▸ Written exercise: Pull out every line of the material below that contains the word "Carcinoma", and copy each one in full.

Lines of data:
+-------+

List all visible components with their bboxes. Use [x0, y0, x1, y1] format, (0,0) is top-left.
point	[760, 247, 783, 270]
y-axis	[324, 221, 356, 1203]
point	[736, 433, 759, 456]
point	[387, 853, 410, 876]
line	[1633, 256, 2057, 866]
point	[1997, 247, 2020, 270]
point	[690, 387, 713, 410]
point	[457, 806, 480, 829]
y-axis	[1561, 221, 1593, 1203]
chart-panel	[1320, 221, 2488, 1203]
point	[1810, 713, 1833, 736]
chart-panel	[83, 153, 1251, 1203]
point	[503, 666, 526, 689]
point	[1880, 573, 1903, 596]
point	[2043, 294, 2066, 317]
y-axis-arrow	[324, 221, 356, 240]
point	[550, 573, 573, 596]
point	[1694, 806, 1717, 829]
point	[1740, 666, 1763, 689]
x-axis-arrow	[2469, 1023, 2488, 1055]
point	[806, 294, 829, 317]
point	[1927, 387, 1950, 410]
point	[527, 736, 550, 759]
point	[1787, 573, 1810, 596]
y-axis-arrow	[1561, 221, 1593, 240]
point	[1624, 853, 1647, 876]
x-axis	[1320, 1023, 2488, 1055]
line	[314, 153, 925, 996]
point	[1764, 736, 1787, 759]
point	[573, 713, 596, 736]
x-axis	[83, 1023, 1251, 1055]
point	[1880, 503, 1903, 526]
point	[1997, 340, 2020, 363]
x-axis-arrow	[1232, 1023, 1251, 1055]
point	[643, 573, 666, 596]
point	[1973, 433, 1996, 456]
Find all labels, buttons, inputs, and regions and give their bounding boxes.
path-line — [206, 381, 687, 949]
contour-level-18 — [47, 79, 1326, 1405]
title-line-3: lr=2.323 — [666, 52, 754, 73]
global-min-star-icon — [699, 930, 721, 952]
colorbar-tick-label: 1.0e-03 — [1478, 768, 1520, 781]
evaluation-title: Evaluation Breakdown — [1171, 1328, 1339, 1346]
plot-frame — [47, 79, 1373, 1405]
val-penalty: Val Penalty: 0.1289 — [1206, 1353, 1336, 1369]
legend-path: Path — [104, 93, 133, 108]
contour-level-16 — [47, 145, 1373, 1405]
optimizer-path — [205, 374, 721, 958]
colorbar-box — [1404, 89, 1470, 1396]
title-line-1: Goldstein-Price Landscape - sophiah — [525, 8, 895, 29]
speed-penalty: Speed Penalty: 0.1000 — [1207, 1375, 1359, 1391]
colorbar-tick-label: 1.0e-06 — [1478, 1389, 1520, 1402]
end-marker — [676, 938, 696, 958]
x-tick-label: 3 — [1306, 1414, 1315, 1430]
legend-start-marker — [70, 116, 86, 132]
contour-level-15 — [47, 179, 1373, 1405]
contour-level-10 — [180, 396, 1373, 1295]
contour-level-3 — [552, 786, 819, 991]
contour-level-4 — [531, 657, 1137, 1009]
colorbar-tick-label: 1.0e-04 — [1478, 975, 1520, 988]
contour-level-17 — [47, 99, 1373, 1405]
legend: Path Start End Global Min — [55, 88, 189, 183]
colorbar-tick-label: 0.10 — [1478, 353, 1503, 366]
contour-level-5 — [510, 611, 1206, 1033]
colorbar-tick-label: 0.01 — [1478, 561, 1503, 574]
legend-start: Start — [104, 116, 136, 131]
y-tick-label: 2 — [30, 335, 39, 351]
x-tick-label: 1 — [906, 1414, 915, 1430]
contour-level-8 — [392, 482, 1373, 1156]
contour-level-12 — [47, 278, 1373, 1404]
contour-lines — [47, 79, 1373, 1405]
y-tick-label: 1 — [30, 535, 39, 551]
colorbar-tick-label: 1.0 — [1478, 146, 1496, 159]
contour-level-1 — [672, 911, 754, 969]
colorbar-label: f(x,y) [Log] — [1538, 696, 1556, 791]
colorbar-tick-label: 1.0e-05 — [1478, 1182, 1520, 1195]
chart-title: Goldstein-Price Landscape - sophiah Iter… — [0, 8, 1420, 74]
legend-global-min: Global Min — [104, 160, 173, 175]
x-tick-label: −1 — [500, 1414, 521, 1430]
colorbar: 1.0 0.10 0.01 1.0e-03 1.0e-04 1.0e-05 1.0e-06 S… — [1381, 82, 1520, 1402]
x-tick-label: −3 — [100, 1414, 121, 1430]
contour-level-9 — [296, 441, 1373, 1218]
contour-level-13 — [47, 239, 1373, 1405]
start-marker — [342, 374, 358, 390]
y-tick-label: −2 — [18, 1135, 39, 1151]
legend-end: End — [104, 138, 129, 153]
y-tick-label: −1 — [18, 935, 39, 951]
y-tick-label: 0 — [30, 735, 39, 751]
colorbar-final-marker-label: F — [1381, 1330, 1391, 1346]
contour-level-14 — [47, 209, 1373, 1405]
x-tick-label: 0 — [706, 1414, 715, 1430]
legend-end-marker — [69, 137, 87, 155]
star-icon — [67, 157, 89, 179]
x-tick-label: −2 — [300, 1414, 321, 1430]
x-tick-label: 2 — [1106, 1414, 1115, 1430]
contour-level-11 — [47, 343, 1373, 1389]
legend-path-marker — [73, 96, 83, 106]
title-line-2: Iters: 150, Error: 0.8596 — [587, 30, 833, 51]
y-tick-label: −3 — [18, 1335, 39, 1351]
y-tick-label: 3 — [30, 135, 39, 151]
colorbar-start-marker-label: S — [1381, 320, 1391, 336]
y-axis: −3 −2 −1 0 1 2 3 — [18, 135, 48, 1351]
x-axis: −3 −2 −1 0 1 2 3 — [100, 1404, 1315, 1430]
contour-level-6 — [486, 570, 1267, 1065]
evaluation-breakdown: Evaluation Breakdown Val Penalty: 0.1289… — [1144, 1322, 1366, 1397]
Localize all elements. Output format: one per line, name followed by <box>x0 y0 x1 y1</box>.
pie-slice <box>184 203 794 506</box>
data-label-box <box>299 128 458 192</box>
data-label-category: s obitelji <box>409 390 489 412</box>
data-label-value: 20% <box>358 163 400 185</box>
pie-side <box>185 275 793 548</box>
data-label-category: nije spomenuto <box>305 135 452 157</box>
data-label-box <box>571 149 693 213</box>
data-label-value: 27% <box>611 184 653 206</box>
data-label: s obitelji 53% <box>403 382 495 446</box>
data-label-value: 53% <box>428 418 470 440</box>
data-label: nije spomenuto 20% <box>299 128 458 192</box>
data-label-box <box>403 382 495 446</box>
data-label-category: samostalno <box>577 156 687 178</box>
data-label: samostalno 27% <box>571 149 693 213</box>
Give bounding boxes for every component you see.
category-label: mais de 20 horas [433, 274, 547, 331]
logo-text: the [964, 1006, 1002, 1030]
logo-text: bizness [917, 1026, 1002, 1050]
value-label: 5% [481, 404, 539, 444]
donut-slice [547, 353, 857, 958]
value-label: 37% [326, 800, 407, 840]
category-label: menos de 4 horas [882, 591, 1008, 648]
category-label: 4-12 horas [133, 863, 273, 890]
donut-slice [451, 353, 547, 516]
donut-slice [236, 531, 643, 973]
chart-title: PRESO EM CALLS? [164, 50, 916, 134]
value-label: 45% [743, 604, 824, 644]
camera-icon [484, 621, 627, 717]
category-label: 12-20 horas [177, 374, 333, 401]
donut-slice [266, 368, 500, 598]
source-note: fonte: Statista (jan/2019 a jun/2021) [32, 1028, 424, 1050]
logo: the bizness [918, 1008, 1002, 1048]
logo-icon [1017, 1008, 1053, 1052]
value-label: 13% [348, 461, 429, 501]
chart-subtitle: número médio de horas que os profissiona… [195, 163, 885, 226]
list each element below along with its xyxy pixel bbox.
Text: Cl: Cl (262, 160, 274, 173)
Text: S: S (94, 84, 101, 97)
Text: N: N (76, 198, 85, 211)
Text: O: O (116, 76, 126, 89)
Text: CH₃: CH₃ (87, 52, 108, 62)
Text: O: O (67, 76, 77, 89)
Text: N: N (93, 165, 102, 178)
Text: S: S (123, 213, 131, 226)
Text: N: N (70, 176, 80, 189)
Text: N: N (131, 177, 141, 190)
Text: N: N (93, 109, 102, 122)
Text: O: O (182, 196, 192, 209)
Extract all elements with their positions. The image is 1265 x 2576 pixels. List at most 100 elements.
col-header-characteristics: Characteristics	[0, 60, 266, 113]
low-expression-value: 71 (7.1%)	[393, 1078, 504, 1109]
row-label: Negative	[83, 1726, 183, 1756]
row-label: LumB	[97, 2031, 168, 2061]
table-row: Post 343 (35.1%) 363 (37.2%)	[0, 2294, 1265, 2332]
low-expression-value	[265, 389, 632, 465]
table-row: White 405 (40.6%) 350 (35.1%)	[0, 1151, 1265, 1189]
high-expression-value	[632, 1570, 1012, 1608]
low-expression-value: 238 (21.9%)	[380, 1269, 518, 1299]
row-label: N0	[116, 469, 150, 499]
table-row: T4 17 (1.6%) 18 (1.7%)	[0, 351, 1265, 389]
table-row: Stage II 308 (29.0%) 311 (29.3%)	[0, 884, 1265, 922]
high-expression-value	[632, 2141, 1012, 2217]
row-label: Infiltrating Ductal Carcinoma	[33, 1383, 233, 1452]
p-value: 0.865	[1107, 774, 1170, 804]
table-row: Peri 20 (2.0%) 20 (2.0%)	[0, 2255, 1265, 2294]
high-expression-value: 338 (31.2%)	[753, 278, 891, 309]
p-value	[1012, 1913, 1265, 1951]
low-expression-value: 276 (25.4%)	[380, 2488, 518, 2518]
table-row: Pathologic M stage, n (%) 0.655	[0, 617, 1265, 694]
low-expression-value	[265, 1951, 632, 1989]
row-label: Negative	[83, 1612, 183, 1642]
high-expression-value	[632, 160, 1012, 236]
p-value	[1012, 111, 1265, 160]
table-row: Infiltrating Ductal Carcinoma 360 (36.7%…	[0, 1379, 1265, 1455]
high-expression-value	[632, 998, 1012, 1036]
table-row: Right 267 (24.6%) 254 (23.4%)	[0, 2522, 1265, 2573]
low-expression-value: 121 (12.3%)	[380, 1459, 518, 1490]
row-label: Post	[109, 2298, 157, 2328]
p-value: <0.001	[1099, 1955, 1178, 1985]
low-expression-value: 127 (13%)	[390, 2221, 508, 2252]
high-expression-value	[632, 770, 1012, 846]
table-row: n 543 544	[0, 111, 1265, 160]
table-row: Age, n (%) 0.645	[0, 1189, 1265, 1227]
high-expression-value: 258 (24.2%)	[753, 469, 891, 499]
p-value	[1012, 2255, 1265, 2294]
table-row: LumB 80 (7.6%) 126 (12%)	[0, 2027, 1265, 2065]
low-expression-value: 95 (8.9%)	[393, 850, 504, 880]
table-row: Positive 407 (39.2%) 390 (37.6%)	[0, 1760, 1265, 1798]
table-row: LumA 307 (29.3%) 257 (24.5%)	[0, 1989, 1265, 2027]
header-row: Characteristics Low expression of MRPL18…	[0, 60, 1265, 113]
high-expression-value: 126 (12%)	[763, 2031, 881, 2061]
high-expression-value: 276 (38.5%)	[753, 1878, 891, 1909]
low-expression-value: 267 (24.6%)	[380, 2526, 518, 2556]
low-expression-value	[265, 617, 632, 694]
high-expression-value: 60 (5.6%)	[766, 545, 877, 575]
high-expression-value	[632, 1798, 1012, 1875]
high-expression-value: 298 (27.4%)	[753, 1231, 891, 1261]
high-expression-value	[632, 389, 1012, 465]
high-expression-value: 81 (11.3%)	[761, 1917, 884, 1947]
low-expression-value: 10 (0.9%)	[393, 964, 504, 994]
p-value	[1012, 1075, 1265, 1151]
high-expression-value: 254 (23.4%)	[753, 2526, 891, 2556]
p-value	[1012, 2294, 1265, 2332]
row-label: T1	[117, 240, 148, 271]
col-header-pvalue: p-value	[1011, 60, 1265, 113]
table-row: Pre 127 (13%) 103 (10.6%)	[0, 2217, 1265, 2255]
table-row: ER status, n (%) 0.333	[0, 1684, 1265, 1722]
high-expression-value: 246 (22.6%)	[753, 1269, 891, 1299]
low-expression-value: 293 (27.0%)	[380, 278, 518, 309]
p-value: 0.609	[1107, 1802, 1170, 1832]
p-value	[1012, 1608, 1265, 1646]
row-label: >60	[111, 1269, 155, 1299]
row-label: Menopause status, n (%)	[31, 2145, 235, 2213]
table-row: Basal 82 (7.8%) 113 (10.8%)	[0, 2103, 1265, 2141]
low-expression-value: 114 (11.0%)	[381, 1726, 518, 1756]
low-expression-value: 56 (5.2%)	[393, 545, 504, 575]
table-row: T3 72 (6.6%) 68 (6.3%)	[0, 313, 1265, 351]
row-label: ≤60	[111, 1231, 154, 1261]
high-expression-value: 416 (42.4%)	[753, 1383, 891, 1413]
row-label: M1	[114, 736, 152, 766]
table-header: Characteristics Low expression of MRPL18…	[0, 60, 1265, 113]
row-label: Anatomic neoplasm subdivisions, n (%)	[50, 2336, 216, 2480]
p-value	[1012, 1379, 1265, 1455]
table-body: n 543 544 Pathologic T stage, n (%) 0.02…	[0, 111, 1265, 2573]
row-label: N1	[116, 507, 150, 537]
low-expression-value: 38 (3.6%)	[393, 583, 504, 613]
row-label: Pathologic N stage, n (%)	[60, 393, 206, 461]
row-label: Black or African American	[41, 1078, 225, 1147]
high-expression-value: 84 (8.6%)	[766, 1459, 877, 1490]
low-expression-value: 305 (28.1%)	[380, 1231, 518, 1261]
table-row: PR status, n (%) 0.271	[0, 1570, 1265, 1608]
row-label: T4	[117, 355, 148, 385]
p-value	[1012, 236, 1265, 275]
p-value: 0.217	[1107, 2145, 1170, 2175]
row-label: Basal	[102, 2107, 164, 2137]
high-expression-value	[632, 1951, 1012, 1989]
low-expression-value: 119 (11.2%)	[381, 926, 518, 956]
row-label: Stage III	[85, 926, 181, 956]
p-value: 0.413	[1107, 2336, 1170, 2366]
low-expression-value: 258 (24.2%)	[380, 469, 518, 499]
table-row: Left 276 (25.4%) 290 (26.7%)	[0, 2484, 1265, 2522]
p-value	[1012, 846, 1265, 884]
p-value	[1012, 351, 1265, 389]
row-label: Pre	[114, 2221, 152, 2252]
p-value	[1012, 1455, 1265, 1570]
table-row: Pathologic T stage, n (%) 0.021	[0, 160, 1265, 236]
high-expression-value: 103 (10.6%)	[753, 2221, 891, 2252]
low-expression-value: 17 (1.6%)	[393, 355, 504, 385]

+-------+

▸ Complete answer:
row-label: Infiltrating Ductal Carcinoma	[33, 1383, 233, 1452]
table-row: Infiltrating Ductal Carcinoma 360 (36.7%…	[0, 1379, 1265, 1455]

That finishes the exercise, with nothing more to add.